◆ **TASK STATEMENT**
Copy every line with the string "label" in it.

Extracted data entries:
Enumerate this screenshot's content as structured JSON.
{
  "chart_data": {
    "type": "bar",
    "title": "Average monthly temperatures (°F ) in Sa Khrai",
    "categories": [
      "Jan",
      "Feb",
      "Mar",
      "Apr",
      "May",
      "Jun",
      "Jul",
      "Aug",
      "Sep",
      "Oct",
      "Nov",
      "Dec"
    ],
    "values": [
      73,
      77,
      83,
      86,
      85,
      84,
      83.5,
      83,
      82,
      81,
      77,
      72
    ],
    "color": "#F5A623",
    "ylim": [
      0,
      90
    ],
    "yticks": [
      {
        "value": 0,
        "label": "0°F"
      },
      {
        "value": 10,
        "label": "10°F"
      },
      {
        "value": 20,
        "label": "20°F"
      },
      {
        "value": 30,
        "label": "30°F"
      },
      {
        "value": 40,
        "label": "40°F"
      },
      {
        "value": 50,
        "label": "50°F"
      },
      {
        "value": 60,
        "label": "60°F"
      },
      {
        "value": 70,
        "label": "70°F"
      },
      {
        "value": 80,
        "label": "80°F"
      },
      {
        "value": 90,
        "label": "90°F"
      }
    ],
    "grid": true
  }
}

◆ **RESPONSE TO THIS TASK**
        "label": "0°F"
        "label": "10°F"
        "label": "20°F"
        "label": "30°F"
        "label": "40°F"
        "label": "50°F"
        "label": "60°F"
        "label": "70°F"
        "label": "80°F"
        "label": "90°F"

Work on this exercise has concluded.